→ **SUPPLIED RECORDS**:
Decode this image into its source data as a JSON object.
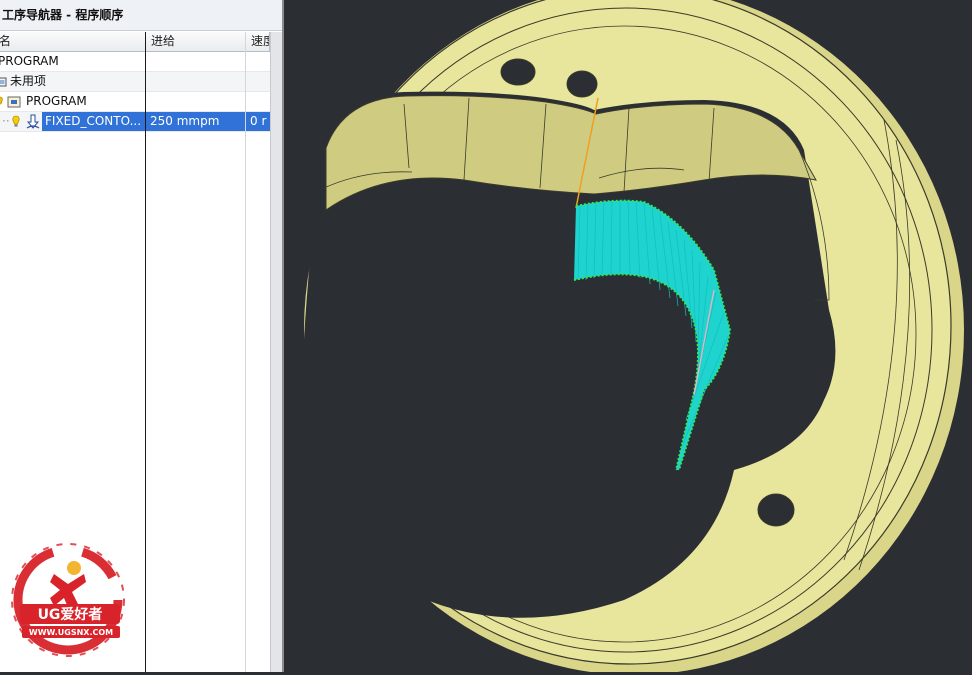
{
  "navigator": {
    "title": "工序导航器 - 程序顺序",
    "columns": {
      "name": "名",
      "feed": "进给",
      "speed": "速度"
    },
    "rows": [
      {
        "name": "PROGRAM",
        "feed": "",
        "speed": "",
        "icon": "none"
      },
      {
        "name": "未用项",
        "feed": "",
        "speed": "",
        "icon": "unused-folder-icon"
      },
      {
        "name": "PROGRAM",
        "feed": "",
        "speed": "",
        "icon": "program-folder-icon"
      },
      {
        "name": "FIXED_CONTO...",
        "feed": "250 mmpm",
        "speed": "0 r",
        "icon": "fixed-contour-operation-icon",
        "selected": true
      }
    ]
  },
  "watermark": {
    "brand": "UG爱好者",
    "url": "WWW.UGSNX.COM"
  },
  "colors": {
    "part": "#e8e59c",
    "part_dark": "#c9c67a",
    "toolpath": "#1ee6e0",
    "toolpath_edge": "#2de85a",
    "engage": "#f0a020",
    "selection": "#3072d8",
    "background": "#2b2e33"
  }
}
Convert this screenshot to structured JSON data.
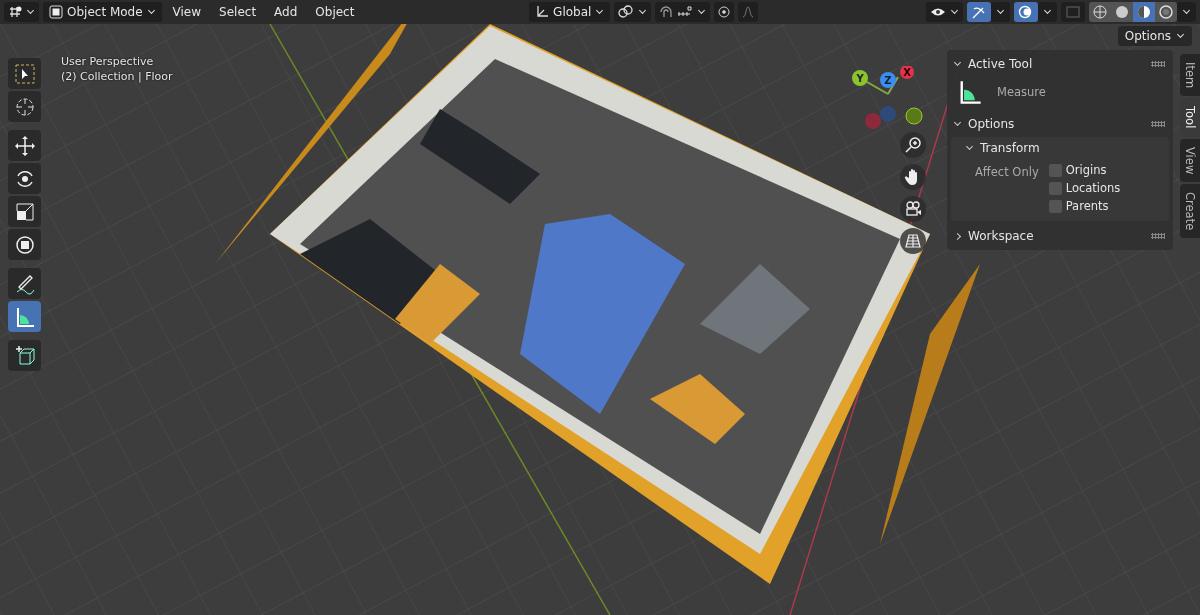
{
  "header": {
    "mode": "Object Mode",
    "menus": [
      "View",
      "Select",
      "Add",
      "Object"
    ],
    "orientation": "Global",
    "gizmos_on": true,
    "overlays_on": true,
    "shading": [
      {
        "kind": "wire",
        "selected": false
      },
      {
        "kind": "solid",
        "selected": false
      },
      {
        "kind": "material",
        "selected": true
      },
      {
        "kind": "rendered",
        "selected": false
      }
    ]
  },
  "options_button": "Options",
  "viewport_info": [
    "User Perspective",
    "(2) Collection | Floor"
  ],
  "toolbar": [
    {
      "kind": "select",
      "selected": false
    },
    {
      "kind": "cursor",
      "selected": false
    },
    {
      "kind": "move",
      "selected": false
    },
    {
      "kind": "rotate",
      "selected": false
    },
    {
      "kind": "scale",
      "selected": false
    },
    {
      "kind": "transform",
      "selected": false
    },
    {
      "kind": "annotate",
      "selected": false
    },
    {
      "kind": "measure",
      "selected": true
    },
    {
      "kind": "add-cube",
      "selected": false
    }
  ],
  "gizmo": {
    "x": "X",
    "y": "Y",
    "z": "Z"
  },
  "sidebar": {
    "active_tool": {
      "title": "Active Tool",
      "expanded": true,
      "tool": "Measure"
    },
    "options": {
      "title": "Options",
      "expanded": true,
      "transform": {
        "title": "Transform",
        "expanded": true,
        "label": "Affect Only",
        "checkboxes": [
          {
            "label": "Origins",
            "checked": false
          },
          {
            "label": "Locations",
            "checked": false
          },
          {
            "label": "Parents",
            "checked": false
          }
        ]
      }
    },
    "workspace": {
      "title": "Workspace",
      "expanded": false
    },
    "tabs": [
      {
        "label": "Item",
        "selected": false
      },
      {
        "label": "Tool",
        "selected": true
      },
      {
        "label": "View",
        "selected": false
      },
      {
        "label": "Create",
        "selected": false
      }
    ]
  }
}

→ **WHAT IS NEEDED**: Extract the entries in full, exactly as they are, minus the pictures.

→ **TASK ANSWER**:
Decode this image into its source data as a JSON object.
{
  "navigator": {
    "title": "工序导航器 - 程序顺序",
    "columns": {
      "name": "名",
      "feed": "进给",
      "speed": "速度"
    },
    "rows": [
      {
        "name": "PROGRAM",
        "feed": "",
        "speed": "",
        "icon": "none"
      },
      {
        "name": "未用项",
        "feed": "",
        "speed": "",
        "icon": "unused-folder-icon"
      },
      {
        "name": "PROGRAM",
        "feed": "",
        "speed": "",
        "icon": "program-folder-icon"
      },
      {
        "name": "FIXED_CONTO...",
        "feed": "250 mmpm",
        "speed": "0 r",
        "icon": "fixed-contour-operation-icon",
        "selected": true
      }
    ]
  },
  "watermark": {
    "brand": "UG爱好者",
    "url": "WWW.UGSNX.COM"
  },
  "colors": {
    "part": "#e8e59c",
    "part_dark": "#c9c67a",
    "toolpath": "#1ee6e0",
    "toolpath_edge": "#2de85a",
    "engage": "#f0a020",
    "selection": "#3072d8",
    "background": "#2b2e33"
  }
}
Convert this screenshot to structured JSON data.
{
  "header": {
    "mode": "Object Mode",
    "menus": [
      "View",
      "Select",
      "Add",
      "Object"
    ],
    "orientation": "Global",
    "gizmos_on": true,
    "overlays_on": true,
    "shading": [
      {
        "kind": "wire",
        "selected": false
      },
      {
        "kind": "solid",
        "selected": false
      },
      {
        "kind": "material",
        "selected": true
      },
      {
        "kind": "rendered",
        "selected": false
      }
    ]
  },
  "options_button": "Options",
  "viewport_info": [
    "User Perspective",
    "(2) Collection | Floor"
  ],
  "toolbar": [
    {
      "kind": "select",
      "selected": false
    },
    {
      "kind": "cursor",
      "selected": false
    },
    {
      "kind": "move",
      "selected": false
    },
    {
      "kind": "rotate",
      "selected": false
    },
    {
      "kind": "scale",
      "selected": false
    },
    {
      "kind": "transform",
      "selected": false
    },
    {
      "kind": "annotate",
      "selected": false
    },
    {
      "kind": "measure",
      "selected": true
    },
    {
      "kind": "add-cube",
      "selected": false
    }
  ],
  "gizmo": {
    "x": "X",
    "y": "Y",
    "z": "Z"
  },
  "sidebar": {
    "active_tool": {
      "title": "Active Tool",
      "expanded": true,
      "tool": "Measure"
    },
    "options": {
      "title": "Options",
      "expanded": true,
      "transform": {
        "title": "Transform",
        "expanded": true,
        "label": "Affect Only",
        "checkboxes": [
          {
            "label": "Origins",
            "checked": false
          },
          {
            "label": "Locations",
            "checked": false
          },
          {
            "label": "Parents",
            "checked": false
          }
        ]
      }
    },
    "workspace": {
      "title": "Workspace",
      "expanded": false
    },
    "tabs": [
      {
        "label": "Item",
        "selected": false
      },
      {
        "label": "Tool",
        "selected": true
      },
      {
        "label": "View",
        "selected": false
      },
      {
        "label": "Create",
        "selected": false
      }
    ]
  }
}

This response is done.